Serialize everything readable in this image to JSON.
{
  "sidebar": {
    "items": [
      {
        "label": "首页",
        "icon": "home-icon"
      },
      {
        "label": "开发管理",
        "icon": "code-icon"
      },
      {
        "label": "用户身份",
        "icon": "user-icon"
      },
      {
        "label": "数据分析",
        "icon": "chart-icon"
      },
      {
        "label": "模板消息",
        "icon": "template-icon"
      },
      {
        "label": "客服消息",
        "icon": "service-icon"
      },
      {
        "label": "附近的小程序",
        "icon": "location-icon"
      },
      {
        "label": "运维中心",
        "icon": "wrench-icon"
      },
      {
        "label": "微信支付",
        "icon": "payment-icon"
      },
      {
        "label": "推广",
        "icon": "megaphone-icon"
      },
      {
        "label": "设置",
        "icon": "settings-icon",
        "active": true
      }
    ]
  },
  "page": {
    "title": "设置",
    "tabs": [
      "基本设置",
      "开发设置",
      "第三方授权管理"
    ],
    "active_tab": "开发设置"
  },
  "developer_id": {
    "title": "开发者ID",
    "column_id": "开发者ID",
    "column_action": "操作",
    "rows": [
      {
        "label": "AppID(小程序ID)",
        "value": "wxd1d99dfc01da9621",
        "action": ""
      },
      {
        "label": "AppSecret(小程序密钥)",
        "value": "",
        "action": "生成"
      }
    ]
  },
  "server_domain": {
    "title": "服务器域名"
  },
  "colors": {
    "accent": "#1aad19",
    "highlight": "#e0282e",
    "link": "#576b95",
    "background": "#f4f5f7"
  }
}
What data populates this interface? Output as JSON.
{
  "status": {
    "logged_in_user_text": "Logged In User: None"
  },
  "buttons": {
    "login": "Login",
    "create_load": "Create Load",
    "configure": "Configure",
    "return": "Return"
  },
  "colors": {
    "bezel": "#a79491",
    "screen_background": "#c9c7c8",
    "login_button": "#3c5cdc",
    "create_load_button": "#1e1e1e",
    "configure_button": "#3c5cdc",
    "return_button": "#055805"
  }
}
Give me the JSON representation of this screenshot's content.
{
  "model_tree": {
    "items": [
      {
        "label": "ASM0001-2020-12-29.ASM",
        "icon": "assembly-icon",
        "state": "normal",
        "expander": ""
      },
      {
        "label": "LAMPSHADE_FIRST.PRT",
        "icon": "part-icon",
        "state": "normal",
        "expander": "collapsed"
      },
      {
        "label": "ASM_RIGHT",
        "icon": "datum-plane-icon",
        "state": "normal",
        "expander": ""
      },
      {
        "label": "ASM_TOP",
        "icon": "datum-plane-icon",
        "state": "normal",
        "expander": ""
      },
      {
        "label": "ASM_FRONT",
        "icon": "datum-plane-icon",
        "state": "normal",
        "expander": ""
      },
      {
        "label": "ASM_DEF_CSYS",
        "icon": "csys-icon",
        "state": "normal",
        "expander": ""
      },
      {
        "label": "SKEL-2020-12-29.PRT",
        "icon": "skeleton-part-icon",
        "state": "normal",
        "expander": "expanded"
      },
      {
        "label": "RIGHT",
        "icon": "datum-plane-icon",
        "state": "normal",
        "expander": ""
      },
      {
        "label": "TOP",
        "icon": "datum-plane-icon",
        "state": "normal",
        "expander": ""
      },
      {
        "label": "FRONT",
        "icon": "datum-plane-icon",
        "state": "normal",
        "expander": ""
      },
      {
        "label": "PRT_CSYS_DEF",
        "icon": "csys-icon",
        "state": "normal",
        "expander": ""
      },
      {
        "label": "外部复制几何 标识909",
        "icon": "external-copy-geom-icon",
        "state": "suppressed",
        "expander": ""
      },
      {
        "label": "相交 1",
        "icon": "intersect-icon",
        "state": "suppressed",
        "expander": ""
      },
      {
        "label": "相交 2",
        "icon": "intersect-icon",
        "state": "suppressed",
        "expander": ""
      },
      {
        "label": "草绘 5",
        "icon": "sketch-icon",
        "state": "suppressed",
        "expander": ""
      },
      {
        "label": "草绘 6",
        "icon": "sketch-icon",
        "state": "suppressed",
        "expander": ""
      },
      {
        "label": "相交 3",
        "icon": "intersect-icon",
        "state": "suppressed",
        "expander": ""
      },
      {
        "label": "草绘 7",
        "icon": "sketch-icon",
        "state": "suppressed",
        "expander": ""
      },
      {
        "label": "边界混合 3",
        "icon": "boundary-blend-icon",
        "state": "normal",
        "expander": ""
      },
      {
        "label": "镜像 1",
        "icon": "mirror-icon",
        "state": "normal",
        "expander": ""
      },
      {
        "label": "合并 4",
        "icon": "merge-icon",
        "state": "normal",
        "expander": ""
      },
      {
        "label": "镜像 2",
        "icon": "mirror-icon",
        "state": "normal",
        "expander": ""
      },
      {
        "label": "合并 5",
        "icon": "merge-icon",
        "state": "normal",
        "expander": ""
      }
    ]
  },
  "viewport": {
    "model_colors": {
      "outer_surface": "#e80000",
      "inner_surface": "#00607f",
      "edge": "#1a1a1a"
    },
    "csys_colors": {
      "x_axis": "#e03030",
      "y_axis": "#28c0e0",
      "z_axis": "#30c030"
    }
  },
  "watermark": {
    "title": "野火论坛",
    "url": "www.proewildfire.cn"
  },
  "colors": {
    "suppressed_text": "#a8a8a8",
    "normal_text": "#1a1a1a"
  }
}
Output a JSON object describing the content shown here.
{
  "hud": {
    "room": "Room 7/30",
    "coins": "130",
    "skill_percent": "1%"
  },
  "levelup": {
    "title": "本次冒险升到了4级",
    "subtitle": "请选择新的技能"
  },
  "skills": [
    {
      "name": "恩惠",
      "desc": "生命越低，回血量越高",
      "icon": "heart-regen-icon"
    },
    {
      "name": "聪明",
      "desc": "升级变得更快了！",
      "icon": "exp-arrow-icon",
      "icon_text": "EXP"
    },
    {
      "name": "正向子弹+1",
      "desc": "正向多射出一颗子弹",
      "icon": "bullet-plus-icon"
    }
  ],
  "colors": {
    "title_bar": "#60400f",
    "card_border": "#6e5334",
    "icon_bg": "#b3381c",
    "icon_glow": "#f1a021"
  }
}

○ ○ ○ ○ ○

__Directions__: Reproduce the entire listing word for word.

__Full response__:
Serialize everything readable in this image to JSON.
{
  "sidebar": {
    "items": [
      {
        "label": "首页",
        "icon": "home-icon"
      },
      {
        "label": "开发管理",
        "icon": "code-icon"
      },
      {
        "label": "用户身份",
        "icon": "user-icon"
      },
      {
        "label": "数据分析",
        "icon": "chart-icon"
      },
      {
        "label": "模板消息",
        "icon": "template-icon"
      },
      {
        "label": "客服消息",
        "icon": "service-icon"
      },
      {
        "label": "附近的小程序",
        "icon": "location-icon"
      },
      {
        "label": "运维中心",
        "icon": "wrench-icon"
      },
      {
        "label": "微信支付",
        "icon": "payment-icon"
      },
      {
        "label": "推广",
        "icon": "megaphone-icon"
      },
      {
        "label": "设置",
        "icon": "settings-icon",
        "active": true
      }
    ]
  },
  "page": {
    "title": "设置",
    "tabs": [
      "基本设置",
      "开发设置",
      "第三方授权管理"
    ],
    "active_tab": "开发设置"
  },
  "developer_id": {
    "title": "开发者ID",
    "column_id": "开发者ID",
    "column_action": "操作",
    "rows": [
      {
        "label": "AppID(小程序ID)",
        "value": "wxd1d99dfc01da9621",
        "action": ""
      },
      {
        "label": "AppSecret(小程序密钥)",
        "value": "",
        "action": "生成"
      }
    ]
  },
  "server_domain": {
    "title": "服务器域名"
  },
  "colors": {
    "accent": "#1aad19",
    "highlight": "#e0282e",
    "link": "#576b95",
    "background": "#f4f5f7"
  }
}
What data populates this interface? Output as JSON.
{
  "status": {
    "logged_in_user_text": "Logged In User: None"
  },
  "buttons": {
    "login": "Login",
    "create_load": "Create Load",
    "configure": "Configure",
    "return": "Return"
  },
  "colors": {
    "bezel": "#a79491",
    "screen_background": "#c9c7c8",
    "login_button": "#3c5cdc",
    "create_load_button": "#1e1e1e",
    "configure_button": "#3c5cdc",
    "return_button": "#055805"
  }
}
Give me the JSON representation of this screenshot's content.
{
  "model_tree": {
    "items": [
      {
        "label": "ASM0001-2020-12-29.ASM",
        "icon": "assembly-icon",
        "state": "normal",
        "expander": ""
      },
      {
        "label": "LAMPSHADE_FIRST.PRT",
        "icon": "part-icon",
        "state": "normal",
        "expander": "collapsed"
      },
      {
        "label": "ASM_RIGHT",
        "icon": "datum-plane-icon",
        "state": "normal",
        "expander": ""
      },
      {
        "label": "ASM_TOP",
        "icon": "datum-plane-icon",
        "state": "normal",
        "expander": ""
      },
      {
        "label": "ASM_FRONT",
        "icon": "datum-plane-icon",
        "state": "normal",
        "expander": ""
      },
      {
        "label": "ASM_DEF_CSYS",
        "icon": "csys-icon",
        "state": "normal",
        "expander": ""
      },
      {
        "label": "SKEL-2020-12-29.PRT",
        "icon": "skeleton-part-icon",
        "state": "normal",
        "expander": "expanded"
      },
      {
        "label": "RIGHT",
        "icon": "datum-plane-icon",
        "state": "normal",
        "expander": ""
      },
      {
        "label": "TOP",
        "icon": "datum-plane-icon",
        "state": "normal",
        "expander": ""
      },
      {
        "label": "FRONT",
        "icon": "datum-plane-icon",
        "state": "normal",
        "expander": ""
      },
      {
        "label": "PRT_CSYS_DEF",
        "icon": "csys-icon",
        "state": "normal",
        "expander": ""
      },
      {
        "label": "外部复制几何 标识909",
        "icon": "external-copy-geom-icon",
        "state": "suppressed",
        "expander": ""
      },
      {
        "label": "相交 1",
        "icon": "intersect-icon",
        "state": "suppressed",
        "expander": ""
      },
      {
        "label": "相交 2",
        "icon": "intersect-icon",
        "state": "suppressed",
        "expander": ""
      },
      {
        "label": "草绘 5",
        "icon": "sketch-icon",
        "state": "suppressed",
        "expander": ""
      },
      {
        "label": "草绘 6",
        "icon": "sketch-icon",
        "state": "suppressed",
        "expander": ""
      },
      {
        "label": "相交 3",
        "icon": "intersect-icon",
        "state": "suppressed",
        "expander": ""
      },
      {
        "label": "草绘 7",
        "icon": "sketch-icon",
        "state": "suppressed",
        "expander": ""
      },
      {
        "label": "边界混合 3",
        "icon": "boundary-blend-icon",
        "state": "normal",
        "expander": ""
      },
      {
        "label": "镜像 1",
        "icon": "mirror-icon",
        "state": "normal",
        "expander": ""
      },
      {
        "label": "合并 4",
        "icon": "merge-icon",
        "state": "normal",
        "expander": ""
      },
      {
        "label": "镜像 2",
        "icon": "mirror-icon",
        "state": "normal",
        "expander": ""
      },
      {
        "label": "合并 5",
        "icon": "merge-icon",
        "state": "normal",
        "expander": ""
      }
    ]
  },
  "viewport": {
    "model_colors": {
      "outer_surface": "#e80000",
      "inner_surface": "#00607f",
      "edge": "#1a1a1a"
    },
    "csys_colors": {
      "x_axis": "#e03030",
      "y_axis": "#28c0e0",
      "z_axis": "#30c030"
    }
  },
  "watermark": {
    "title": "野火论坛",
    "url": "www.proewildfire.cn"
  },
  "colors": {
    "suppressed_text": "#a8a8a8",
    "normal_text": "#1a1a1a"
  }
}
Output a JSON object describing the content shown here.
{
  "hud": {
    "room": "Room 7/30",
    "coins": "130",
    "skill_percent": "1%"
  },
  "levelup": {
    "title": "本次冒险升到了4级",
    "subtitle": "请选择新的技能"
  },
  "skills": [
    {
      "name": "恩惠",
      "desc": "生命越低，回血量越高",
      "icon": "heart-regen-icon"
    },
    {
      "name": "聪明",
      "desc": "升级变得更快了！",
      "icon": "exp-arrow-icon",
      "icon_text": "EXP"
    },
    {
      "name": "正向子弹+1",
      "desc": "正向多射出一颗子弹",
      "icon": "bullet-plus-icon"
    }
  ],
  "colors": {
    "title_bar": "#60400f",
    "card_border": "#6e5334",
    "icon_bg": "#b3381c",
    "icon_glow": "#f1a021"
  }
}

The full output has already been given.